Entries —
(begin)

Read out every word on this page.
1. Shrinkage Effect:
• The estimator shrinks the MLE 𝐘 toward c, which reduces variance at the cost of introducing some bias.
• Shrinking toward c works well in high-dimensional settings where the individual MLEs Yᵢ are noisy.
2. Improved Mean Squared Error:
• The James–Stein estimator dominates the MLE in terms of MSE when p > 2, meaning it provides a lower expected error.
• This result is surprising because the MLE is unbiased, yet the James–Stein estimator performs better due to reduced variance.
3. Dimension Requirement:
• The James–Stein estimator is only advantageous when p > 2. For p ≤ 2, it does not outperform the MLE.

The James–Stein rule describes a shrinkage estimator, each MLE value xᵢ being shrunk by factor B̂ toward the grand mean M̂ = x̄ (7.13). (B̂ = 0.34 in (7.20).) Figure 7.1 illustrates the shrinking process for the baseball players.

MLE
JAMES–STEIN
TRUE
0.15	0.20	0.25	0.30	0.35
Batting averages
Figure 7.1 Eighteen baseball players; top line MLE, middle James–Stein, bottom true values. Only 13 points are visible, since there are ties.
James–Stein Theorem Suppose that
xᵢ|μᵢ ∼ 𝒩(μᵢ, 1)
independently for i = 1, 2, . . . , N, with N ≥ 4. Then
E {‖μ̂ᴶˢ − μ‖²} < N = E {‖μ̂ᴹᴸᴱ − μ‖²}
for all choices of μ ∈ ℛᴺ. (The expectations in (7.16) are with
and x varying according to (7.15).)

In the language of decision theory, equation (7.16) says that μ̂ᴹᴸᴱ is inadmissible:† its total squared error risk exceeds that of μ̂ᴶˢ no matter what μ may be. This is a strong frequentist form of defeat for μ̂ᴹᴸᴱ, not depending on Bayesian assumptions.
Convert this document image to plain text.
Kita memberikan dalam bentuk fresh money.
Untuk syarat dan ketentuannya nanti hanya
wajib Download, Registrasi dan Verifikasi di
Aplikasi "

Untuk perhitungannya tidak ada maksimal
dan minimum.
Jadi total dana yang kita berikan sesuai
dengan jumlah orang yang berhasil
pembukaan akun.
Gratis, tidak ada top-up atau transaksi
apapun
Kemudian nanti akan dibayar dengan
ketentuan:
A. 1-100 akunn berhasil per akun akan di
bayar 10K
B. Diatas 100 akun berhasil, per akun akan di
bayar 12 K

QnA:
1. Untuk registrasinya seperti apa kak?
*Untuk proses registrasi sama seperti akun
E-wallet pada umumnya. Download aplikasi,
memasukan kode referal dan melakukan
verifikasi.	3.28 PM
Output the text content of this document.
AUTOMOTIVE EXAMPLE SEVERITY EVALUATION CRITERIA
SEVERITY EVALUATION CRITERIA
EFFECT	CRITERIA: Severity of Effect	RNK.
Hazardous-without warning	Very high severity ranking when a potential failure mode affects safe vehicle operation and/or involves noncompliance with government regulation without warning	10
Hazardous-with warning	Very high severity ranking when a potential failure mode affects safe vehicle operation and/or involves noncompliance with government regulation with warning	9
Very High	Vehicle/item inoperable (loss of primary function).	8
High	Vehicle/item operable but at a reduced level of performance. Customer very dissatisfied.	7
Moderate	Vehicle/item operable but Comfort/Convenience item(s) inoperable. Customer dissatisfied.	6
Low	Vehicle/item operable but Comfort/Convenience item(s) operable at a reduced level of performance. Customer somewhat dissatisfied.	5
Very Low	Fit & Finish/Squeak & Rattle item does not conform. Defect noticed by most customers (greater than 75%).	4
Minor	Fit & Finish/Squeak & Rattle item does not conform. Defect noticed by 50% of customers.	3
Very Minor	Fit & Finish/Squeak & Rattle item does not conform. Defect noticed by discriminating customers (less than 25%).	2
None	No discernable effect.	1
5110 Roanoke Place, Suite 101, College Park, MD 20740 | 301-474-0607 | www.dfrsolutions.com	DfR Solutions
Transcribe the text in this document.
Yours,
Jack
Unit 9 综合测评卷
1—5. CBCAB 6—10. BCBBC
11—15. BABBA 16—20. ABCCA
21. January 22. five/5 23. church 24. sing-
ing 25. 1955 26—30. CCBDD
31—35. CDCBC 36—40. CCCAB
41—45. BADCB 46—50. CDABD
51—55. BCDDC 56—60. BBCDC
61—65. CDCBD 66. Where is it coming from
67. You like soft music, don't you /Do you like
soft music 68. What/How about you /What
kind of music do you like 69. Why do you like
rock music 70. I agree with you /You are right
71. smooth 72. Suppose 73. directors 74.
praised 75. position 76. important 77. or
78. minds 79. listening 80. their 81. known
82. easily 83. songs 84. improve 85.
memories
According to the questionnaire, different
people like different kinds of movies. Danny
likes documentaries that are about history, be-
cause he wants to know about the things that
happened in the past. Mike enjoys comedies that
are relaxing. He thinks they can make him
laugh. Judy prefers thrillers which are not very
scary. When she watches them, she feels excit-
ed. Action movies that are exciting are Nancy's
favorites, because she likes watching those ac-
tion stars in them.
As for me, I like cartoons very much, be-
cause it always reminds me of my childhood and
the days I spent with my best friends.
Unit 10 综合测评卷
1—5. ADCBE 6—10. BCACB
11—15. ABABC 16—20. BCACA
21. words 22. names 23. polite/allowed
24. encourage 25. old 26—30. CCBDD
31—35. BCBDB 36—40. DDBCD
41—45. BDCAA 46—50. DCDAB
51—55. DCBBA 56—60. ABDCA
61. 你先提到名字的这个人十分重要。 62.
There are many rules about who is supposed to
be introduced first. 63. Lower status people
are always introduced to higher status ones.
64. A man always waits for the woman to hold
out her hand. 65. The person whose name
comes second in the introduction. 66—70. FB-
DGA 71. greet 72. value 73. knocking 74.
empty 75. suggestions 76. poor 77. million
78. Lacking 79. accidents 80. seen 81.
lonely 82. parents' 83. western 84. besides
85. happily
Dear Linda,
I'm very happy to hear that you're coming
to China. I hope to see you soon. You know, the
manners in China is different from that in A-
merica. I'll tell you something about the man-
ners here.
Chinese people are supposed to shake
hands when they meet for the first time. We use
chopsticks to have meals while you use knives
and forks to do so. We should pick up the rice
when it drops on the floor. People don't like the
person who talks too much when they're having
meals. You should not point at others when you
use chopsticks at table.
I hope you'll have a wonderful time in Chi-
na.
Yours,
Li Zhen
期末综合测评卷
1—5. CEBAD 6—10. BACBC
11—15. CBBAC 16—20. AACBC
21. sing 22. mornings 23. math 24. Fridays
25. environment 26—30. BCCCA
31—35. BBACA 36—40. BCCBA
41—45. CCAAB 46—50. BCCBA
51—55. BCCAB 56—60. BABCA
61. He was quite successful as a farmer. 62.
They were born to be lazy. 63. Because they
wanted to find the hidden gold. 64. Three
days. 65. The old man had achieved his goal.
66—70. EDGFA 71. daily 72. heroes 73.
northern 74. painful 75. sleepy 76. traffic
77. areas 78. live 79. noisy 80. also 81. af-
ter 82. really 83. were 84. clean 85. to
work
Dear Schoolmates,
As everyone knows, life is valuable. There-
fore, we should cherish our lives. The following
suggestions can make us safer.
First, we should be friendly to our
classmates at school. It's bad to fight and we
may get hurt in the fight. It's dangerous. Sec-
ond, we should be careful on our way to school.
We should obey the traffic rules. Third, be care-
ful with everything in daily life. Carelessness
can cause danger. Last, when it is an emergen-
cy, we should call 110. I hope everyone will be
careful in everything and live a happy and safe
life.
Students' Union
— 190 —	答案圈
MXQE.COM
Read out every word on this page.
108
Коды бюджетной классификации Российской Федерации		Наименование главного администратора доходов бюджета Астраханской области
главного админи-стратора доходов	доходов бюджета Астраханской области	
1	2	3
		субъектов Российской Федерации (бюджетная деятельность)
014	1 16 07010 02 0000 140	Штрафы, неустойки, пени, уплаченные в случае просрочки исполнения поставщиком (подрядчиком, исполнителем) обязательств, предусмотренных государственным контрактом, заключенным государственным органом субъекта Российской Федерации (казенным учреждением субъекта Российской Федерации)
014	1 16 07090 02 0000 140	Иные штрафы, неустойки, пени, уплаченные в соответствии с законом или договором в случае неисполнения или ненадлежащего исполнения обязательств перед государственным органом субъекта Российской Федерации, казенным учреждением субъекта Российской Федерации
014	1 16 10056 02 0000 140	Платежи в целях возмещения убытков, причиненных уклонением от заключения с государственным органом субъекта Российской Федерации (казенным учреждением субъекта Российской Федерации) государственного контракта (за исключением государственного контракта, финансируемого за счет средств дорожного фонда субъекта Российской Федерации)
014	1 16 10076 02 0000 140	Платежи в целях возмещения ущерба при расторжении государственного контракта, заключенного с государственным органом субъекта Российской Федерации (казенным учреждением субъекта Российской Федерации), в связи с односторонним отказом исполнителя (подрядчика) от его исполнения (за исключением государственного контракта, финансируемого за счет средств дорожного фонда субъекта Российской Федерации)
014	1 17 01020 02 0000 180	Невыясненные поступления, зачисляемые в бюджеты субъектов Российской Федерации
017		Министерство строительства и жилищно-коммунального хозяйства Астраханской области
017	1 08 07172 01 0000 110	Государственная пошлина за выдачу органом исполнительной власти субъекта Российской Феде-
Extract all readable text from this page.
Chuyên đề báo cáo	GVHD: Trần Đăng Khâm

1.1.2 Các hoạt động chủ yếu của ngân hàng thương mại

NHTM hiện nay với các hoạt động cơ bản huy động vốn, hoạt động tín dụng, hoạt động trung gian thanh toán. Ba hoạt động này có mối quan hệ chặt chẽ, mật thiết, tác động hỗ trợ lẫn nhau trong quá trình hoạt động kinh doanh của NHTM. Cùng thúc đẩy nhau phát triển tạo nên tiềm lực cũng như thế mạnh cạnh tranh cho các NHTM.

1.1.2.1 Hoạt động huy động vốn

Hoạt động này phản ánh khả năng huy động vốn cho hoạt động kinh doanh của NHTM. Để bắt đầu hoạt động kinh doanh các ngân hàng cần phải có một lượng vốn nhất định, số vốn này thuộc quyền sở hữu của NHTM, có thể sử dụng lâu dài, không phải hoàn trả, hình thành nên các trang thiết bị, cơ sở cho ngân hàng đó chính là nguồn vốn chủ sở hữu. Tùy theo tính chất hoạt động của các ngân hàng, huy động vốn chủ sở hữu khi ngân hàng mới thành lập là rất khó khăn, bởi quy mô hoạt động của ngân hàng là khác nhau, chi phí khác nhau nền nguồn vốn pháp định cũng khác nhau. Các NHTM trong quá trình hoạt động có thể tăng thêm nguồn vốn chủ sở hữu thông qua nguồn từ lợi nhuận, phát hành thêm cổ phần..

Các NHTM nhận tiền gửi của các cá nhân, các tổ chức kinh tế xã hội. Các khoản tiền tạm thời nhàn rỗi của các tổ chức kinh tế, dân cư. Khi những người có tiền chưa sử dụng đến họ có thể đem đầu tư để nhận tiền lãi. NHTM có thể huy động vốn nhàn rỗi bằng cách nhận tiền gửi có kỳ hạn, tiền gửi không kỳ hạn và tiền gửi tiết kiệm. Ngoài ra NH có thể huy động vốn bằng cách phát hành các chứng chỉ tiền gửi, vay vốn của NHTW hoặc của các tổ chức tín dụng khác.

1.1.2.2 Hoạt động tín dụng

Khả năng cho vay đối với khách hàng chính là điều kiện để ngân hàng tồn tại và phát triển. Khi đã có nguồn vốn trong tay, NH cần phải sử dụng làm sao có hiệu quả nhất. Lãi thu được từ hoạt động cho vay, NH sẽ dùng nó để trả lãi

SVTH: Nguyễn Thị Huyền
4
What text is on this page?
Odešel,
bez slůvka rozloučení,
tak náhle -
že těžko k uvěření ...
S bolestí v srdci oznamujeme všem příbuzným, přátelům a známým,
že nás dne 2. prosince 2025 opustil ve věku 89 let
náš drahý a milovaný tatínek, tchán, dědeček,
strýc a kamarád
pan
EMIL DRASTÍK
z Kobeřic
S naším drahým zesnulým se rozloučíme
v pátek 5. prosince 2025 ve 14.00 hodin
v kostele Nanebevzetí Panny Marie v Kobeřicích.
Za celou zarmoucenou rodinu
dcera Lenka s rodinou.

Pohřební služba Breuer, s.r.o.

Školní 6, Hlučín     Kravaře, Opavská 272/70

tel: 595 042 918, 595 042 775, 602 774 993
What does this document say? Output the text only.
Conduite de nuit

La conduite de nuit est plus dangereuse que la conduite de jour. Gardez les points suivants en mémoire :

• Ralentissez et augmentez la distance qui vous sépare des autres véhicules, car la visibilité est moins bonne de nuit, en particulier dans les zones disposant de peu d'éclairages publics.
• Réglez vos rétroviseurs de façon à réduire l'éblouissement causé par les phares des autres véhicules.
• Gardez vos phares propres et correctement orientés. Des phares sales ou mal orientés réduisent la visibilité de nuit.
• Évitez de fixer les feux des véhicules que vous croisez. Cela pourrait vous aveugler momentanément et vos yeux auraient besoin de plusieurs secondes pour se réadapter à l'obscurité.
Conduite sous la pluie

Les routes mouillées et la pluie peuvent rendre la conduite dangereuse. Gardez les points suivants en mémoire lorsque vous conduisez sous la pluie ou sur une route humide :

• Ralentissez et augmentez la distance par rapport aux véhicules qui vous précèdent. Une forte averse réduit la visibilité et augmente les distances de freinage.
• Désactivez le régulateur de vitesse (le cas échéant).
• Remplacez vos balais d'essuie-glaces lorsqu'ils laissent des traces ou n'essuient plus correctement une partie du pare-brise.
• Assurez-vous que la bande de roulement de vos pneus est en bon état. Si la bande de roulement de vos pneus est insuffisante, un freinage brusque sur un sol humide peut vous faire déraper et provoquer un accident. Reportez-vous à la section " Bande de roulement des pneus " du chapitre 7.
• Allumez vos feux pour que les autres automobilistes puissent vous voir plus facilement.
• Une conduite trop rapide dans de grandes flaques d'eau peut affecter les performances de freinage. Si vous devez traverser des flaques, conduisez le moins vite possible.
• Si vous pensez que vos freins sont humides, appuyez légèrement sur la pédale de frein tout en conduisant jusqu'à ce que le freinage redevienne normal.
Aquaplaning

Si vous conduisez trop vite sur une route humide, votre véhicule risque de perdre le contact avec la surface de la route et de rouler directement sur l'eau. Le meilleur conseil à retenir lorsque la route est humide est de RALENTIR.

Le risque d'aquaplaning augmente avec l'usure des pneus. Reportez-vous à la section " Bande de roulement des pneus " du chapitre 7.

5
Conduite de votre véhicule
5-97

(end)

Directions for this task —
Show every line from the entries above in which the word "hàng" appears.

Expected output —
1.1.2 Các hoạt động chủ yếu của ngân hàng thương mại
Hoạt động này phản ánh khả năng huy động vốn cho hoạt động kinh doanh của NHTM. Để bắt đầu hoạt động kinh doanh các ngân hàng cần phải có một lượng vốn nhất định, số vốn này thuộc quyền sở hữu của NHTM, có thể sử dụng lâu dài, không phải hoàn trả, hình thành nên các trang thiết bị, cơ sở cho ngân hàng đó chính là nguồn vốn chủ sở hữu. Tùy theo tính chất hoạt động của các ngân hàng, huy động vốn chủ sở hữu khi ngân hàng mới thành lập là rất khó khăn, bởi quy mô hoạt động của ngân hàng là khác nhau, chi phí khác nhau nền nguồn vốn pháp định cũng khác nhau. Các NHTM trong quá trình hoạt động có thể tăng thêm nguồn vốn chủ sở hữu thông qua nguồn từ lợi nhuận, phát hành thêm cổ phần..
Khả năng cho vay đối với khách hàng chính là điều kiện để ngân hàng tồn tại và phát triển. Khi đã có nguồn vốn trong tay, NH cần phải sử dụng làm sao có hiệu quả nhất. Lãi thu được từ hoạt động cho vay, NH sẽ dùng nó để trả lãi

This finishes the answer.